**EXERCISE REQUIREMENTS**. In which lines of the data does the string "mutated" appear? Copy every one.

(Collected data entries)
——————————

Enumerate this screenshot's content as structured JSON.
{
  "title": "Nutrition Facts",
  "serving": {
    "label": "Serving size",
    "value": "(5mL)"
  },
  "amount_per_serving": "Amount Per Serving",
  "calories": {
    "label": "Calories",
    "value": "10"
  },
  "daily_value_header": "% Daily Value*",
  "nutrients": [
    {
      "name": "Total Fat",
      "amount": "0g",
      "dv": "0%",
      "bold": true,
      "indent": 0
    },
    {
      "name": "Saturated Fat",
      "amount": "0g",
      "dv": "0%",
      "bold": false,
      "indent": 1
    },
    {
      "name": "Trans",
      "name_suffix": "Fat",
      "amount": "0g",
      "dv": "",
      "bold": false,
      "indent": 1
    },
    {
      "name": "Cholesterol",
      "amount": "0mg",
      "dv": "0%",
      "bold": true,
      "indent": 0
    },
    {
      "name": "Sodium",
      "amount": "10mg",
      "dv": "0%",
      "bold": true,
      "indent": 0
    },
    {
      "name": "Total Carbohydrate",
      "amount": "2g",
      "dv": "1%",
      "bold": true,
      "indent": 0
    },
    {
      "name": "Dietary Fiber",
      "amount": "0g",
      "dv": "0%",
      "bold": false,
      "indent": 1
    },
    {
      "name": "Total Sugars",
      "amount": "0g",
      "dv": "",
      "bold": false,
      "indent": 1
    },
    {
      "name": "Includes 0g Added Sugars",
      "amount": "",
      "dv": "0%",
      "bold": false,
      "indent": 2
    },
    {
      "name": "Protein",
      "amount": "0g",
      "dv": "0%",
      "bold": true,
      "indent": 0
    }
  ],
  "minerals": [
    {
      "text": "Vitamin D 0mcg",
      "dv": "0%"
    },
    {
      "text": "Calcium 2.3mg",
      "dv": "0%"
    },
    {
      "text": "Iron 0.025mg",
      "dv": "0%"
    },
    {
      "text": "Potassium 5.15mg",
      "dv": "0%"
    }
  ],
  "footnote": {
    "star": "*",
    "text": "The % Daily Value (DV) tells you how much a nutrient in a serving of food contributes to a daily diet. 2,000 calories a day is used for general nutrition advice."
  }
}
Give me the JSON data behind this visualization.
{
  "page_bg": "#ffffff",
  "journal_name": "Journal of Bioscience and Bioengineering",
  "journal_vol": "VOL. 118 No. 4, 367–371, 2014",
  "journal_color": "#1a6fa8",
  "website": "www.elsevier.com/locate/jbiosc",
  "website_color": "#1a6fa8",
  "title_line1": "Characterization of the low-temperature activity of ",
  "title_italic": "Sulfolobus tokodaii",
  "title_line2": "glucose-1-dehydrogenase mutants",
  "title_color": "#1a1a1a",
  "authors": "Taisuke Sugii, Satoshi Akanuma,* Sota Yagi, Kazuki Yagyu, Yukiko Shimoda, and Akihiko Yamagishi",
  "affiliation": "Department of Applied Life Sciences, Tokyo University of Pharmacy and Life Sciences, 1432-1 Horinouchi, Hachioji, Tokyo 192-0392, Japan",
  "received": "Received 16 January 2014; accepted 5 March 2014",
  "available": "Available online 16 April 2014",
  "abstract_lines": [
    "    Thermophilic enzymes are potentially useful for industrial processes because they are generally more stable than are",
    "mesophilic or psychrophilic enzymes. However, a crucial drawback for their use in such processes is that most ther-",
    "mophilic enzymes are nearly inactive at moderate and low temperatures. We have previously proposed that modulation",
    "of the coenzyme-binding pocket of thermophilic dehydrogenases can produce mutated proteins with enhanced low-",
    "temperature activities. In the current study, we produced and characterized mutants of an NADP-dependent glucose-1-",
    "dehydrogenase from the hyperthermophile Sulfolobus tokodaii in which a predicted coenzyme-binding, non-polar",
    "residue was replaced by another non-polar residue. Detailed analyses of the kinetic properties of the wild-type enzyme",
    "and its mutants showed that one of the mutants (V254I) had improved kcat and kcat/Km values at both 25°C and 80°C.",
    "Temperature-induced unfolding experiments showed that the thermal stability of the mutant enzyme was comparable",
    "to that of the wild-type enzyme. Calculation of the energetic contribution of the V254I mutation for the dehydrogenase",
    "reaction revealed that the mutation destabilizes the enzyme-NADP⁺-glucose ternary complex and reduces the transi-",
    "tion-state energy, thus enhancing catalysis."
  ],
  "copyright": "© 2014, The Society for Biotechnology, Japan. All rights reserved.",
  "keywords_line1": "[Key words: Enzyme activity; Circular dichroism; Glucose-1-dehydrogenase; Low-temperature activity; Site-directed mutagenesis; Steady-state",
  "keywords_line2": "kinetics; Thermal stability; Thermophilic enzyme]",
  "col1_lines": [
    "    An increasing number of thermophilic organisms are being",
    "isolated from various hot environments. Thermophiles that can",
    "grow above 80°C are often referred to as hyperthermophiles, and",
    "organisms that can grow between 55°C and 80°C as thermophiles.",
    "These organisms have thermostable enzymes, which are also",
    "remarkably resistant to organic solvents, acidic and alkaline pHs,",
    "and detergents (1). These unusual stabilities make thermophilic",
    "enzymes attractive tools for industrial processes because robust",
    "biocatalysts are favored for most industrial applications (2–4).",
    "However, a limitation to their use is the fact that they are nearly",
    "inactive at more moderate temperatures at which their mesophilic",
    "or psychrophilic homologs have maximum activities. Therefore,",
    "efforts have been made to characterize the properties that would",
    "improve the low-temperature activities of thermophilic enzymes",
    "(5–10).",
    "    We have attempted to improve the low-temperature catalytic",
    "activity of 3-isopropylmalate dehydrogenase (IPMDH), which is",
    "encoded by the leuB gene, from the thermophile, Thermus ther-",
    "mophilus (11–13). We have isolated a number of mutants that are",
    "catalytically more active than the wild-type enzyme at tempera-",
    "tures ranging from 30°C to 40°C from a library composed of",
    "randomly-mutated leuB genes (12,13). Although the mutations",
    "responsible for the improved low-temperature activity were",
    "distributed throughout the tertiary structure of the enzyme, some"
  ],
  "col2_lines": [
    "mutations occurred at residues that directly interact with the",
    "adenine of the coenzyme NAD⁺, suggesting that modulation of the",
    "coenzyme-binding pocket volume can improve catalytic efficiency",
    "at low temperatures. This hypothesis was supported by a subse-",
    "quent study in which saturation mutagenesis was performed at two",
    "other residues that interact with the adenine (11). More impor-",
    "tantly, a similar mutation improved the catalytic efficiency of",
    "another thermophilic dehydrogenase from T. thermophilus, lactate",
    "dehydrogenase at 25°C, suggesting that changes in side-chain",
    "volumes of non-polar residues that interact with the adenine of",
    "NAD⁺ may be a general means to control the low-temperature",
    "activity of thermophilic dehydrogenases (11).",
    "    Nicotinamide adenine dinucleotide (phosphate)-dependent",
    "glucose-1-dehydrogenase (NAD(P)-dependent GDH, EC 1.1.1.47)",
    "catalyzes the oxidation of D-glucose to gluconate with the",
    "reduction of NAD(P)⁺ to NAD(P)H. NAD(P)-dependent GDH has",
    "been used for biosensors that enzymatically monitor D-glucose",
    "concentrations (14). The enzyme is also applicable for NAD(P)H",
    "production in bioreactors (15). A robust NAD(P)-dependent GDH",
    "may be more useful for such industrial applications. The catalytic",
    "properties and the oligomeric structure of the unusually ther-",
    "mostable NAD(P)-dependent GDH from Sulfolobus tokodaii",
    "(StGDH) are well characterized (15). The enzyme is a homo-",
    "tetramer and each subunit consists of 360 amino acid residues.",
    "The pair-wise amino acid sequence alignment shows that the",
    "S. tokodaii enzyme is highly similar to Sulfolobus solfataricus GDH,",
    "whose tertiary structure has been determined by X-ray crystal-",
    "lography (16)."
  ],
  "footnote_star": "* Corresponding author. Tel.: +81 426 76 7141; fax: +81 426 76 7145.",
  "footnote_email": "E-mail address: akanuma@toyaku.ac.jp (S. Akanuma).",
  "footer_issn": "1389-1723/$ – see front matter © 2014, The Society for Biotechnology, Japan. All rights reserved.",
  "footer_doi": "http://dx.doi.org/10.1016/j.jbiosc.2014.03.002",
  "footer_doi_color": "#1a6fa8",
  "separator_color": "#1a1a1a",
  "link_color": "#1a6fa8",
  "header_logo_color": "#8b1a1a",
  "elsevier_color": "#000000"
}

——————————

**OUTPUT FOR THIS TASK**.
    "of the coenzyme-binding pocket of thermophilic dehydrogenases can produce mutated proteins with enhanced low-",
    "randomly-mutated leuB genes (12,13). Although the mutations",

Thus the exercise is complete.